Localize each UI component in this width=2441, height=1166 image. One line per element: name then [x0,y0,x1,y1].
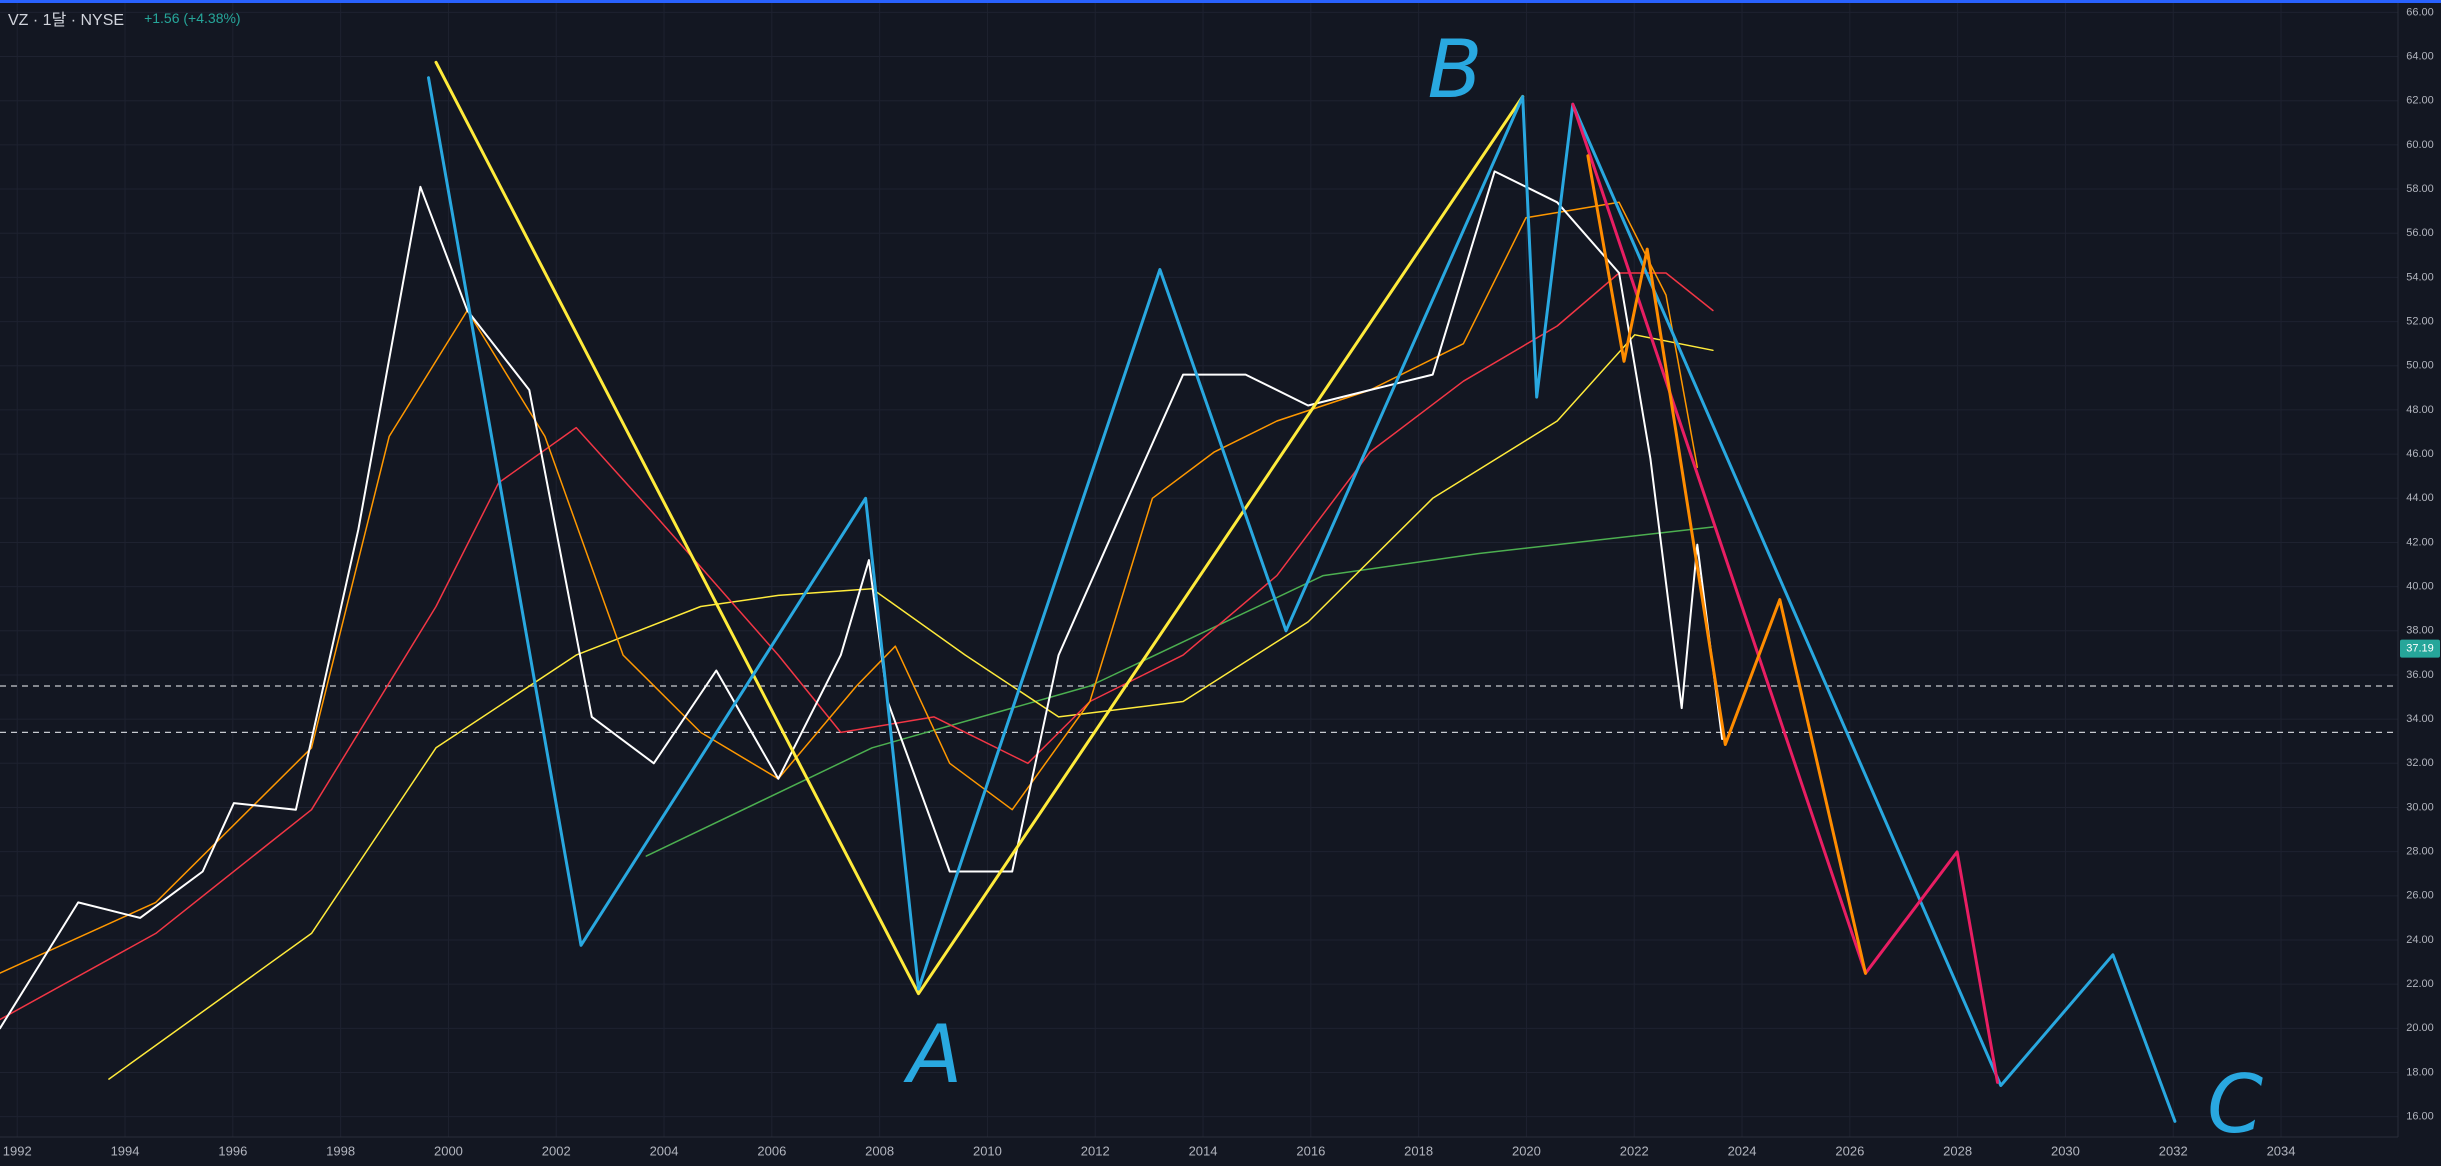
x-tick-label: 2004 [650,1143,679,1158]
line-series [108,334,1714,1080]
y-tick-label: 58.00 [2406,183,2434,195]
x-tick-label: 2020 [1512,1143,1541,1158]
y-tick-label: 42.00 [2406,536,2434,548]
line-series [645,526,1714,857]
y-tick-label: 22.00 [2406,978,2434,990]
y-tick-label: 62.00 [2406,95,2434,107]
line-series [1586,154,1867,975]
y-tick-label: 28.00 [2406,846,2434,858]
y-tick-label: 32.00 [2406,757,2434,769]
y-tick-label: 52.00 [2406,315,2434,327]
change: +1.56 (+4.38%) [144,10,241,26]
y-tick-label: 50.00 [2406,360,2434,372]
y-tick-label: 66.00 [2406,6,2434,18]
y-tick-label: 38.00 [2406,625,2434,637]
y-tick-label: 18.00 [2406,1066,2434,1078]
x-tick-label: 1994 [111,1143,140,1158]
y-tick-label: 16.00 [2406,1111,2434,1123]
x-tick-label: 2026 [1835,1143,1864,1158]
price-tag [2400,639,2440,658]
x-tick-label: 2028 [1943,1143,1972,1158]
y-tick-label: 30.00 [2406,801,2434,813]
line-series [0,201,1699,974]
x-tick-label: 2022 [1620,1143,1649,1158]
x-tick-label: 2018 [1404,1143,1433,1158]
x-tick-label: 2002 [542,1143,571,1158]
y-tick-label: 20.00 [2406,1022,2434,1034]
y-tick-label: 54.00 [2406,271,2434,283]
annotation: B [1428,23,1483,116]
y-tick-label: 24.00 [2406,934,2434,946]
y-tick-label: 64.00 [2406,50,2434,62]
x-tick-label: 2006 [757,1143,786,1158]
x-tick-label: 2024 [1728,1143,1757,1158]
y-tick-label: 44.00 [2406,492,2434,504]
y-tick-label: 40.00 [2406,581,2434,593]
x-tick-label: 2012 [1081,1143,1110,1158]
x-tick-label: 2034 [2267,1143,2296,1158]
x-tick-label: 2016 [1296,1143,1325,1158]
line-series [1571,102,1999,1084]
y-tick-label: 48.00 [2406,404,2434,416]
y-tick-label: 56.00 [2406,227,2434,239]
x-tick-label: 2008 [865,1143,894,1158]
top-border [0,0,2441,3]
x-tick-label: 2000 [434,1143,463,1158]
y-tick-label: 60.00 [2406,139,2434,151]
y-tick-label: 36.00 [2406,669,2434,681]
line-series [434,60,1525,996]
x-tick-label: 1992 [3,1143,32,1158]
y-tick-label: 34.00 [2406,713,2434,725]
x-tick-label: 2010 [973,1143,1002,1158]
x-tick-label: 1998 [326,1143,355,1158]
annotation: C [2207,1058,2263,1151]
x-tick-label: 2032 [2159,1143,2188,1158]
line-series [0,272,1714,1021]
y-tick-label: 26.00 [2406,890,2434,902]
x-tick-label: 2030 [2051,1143,2080,1158]
price-tag-label: 37.19 [2406,643,2434,655]
symbol: VZ · 1달 · NYSE [8,12,125,29]
annotation: A [903,1008,963,1101]
x-tick-label: 2014 [1189,1143,1218,1158]
line-series [427,76,2177,1123]
x-tick-label: 1996 [218,1143,247,1158]
y-tick-label: 46.00 [2406,448,2434,460]
header: VZ · 1달 · NYSE +1.56 (+4.38%) [8,6,241,30]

Given request
Recast every line of the items above as a Markdown table with two columns: Row for the row number and Line for the line itself. Skip blank lines and leave the pictures out.

Final result
| Row | Line |
|---|---|
| 1 | Localize each UI component in this width=2441, height=1166 image. One line per element: name then [x0,y0,x1,y1]. |
| 2 | x-tick-label: 2004 [650,1143,679,1158] |
| 3 | line-series [108,334,1714,1080] |
| 4 | y-tick-label: 58.00 [2406,183,2434,195] |
| 5 | x-tick-label: 2020 [1512,1143,1541,1158] |
| 6 | y-tick-label: 42.00 [2406,536,2434,548] |
| 7 | line-series [645,526,1714,857] |
| 8 | y-tick-label: 22.00 [2406,978,2434,990] |
| 9 | y-tick-label: 62.00 [2406,95,2434,107] |
| 10 | line-series [1586,154,1867,975] |
| 11 | y-tick-label: 28.00 [2406,846,2434,858] |
| 12 | y-tick-label: 32.00 [2406,757,2434,769] |
| 13 | y-tick-label: 52.00 [2406,315,2434,327] |
| 14 | change: +1.56 (+4.38%) [144,10,241,26] |
| 15 | y-tick-label: 50.00 [2406,360,2434,372] |
| 16 | y-tick-label: 66.00 [2406,6,2434,18] |
| 17 | y-tick-label: 38.00 [2406,625,2434,637] |
| 18 | y-tick-label: 18.00 [2406,1066,2434,1078] |
| 19 | x-tick-label: 1994 [111,1143,140,1158] |
| 20 | y-tick-label: 16.00 [2406,1111,2434,1123] |
| 21 | x-tick-label: 2026 [1835,1143,1864,1158] |
| 22 | price-tag [2400,639,2440,658] |
| 23 | x-tick-label: 2028 [1943,1143,1972,1158] |
| 24 | y-tick-label: 30.00 [2406,801,2434,813] |
| 25 | line-series [0,201,1699,974] |
| 26 | x-tick-label: 2022 [1620,1143,1649,1158] |
| 27 | x-tick-label: 2018 [1404,1143,1433,1158] |
| 28 | x-tick-label: 2002 [542,1143,571,1158] |
| 29 | y-tick-label: 20.00 [2406,1022,2434,1034] |
| 30 | y-tick-label: 54.00 [2406,271,2434,283] |
| 31 | annotation: B [1428,23,1483,116] |
| 32 | y-tick-label: 24.00 [2406,934,2434,946] |
| 33 | y-tick-label: 64.00 [2406,50,2434,62] |
| 34 | x-tick-label: 2006 [757,1143,786,1158] |
| 35 | x-tick-label: 2024 [1728,1143,1757,1158] |
| 36 | y-tick-label: 44.00 [2406,492,2434,504] |
| 37 | y-tick-label: 40.00 [2406,581,2434,593] |
| 38 | x-tick-label: 2012 [1081,1143,1110,1158] |
| 39 | x-tick-label: 2034 [2267,1143,2296,1158] |
| 40 | x-tick-label: 2016 [1296,1143,1325,1158] |
| 41 | line-series [1571,102,1999,1084] |
| 42 | y-tick-label: 48.00 [2406,404,2434,416] |
| 43 | y-tick-label: 56.00 [2406,227,2434,239] |
| 44 | x-tick-label: 2008 [865,1143,894,1158] |
| 45 | top-border [0,0,2441,3] |
| 46 | x-tick-label: 2000 [434,1143,463,1158] |
| 47 | y-tick-label: 60.00 [2406,139,2434,151] |
| 48 | y-tick-label: 36.00 [2406,669,2434,681] |
| 49 | line-series [434,60,1525,996] |
| 50 | x-tick-label: 1992 [3,1143,32,1158] |
| 51 | y-tick-label: 34.00 [2406,713,2434,725] |
| 52 | x-tick-label: 2010 [973,1143,1002,1158] |
| 53 | x-tick-label: 1998 [326,1143,355,1158] |
| 54 | annotation: C [2207,1058,2263,1151] |
| 55 | x-tick-label: 2032 [2159,1143,2188,1158] |
| 56 | line-series [0,272,1714,1021] |
| 57 | y-tick-label: 26.00 [2406,890,2434,902] |
| 58 | x-tick-label: 2030 [2051,1143,2080,1158] |
| 59 | price-tag-label: 37.19 [2406,643,2434,655] |
| 60 | symbol: VZ · 1달 · NYSE [8,12,125,29] |
| 61 | annotation: A [903,1008,963,1101] |
| 62 | x-tick-label: 2014 [1189,1143,1218,1158] |
| 63 | line-series [427,76,2177,1123] |
| 64 | x-tick-label: 1996 [218,1143,247,1158] |
| 65 | y-tick-label: 46.00 [2406,448,2434,460] |
| 66 | header: VZ · 1달 · NYSE +1.56 (+4.38%) [8,6,241,30] |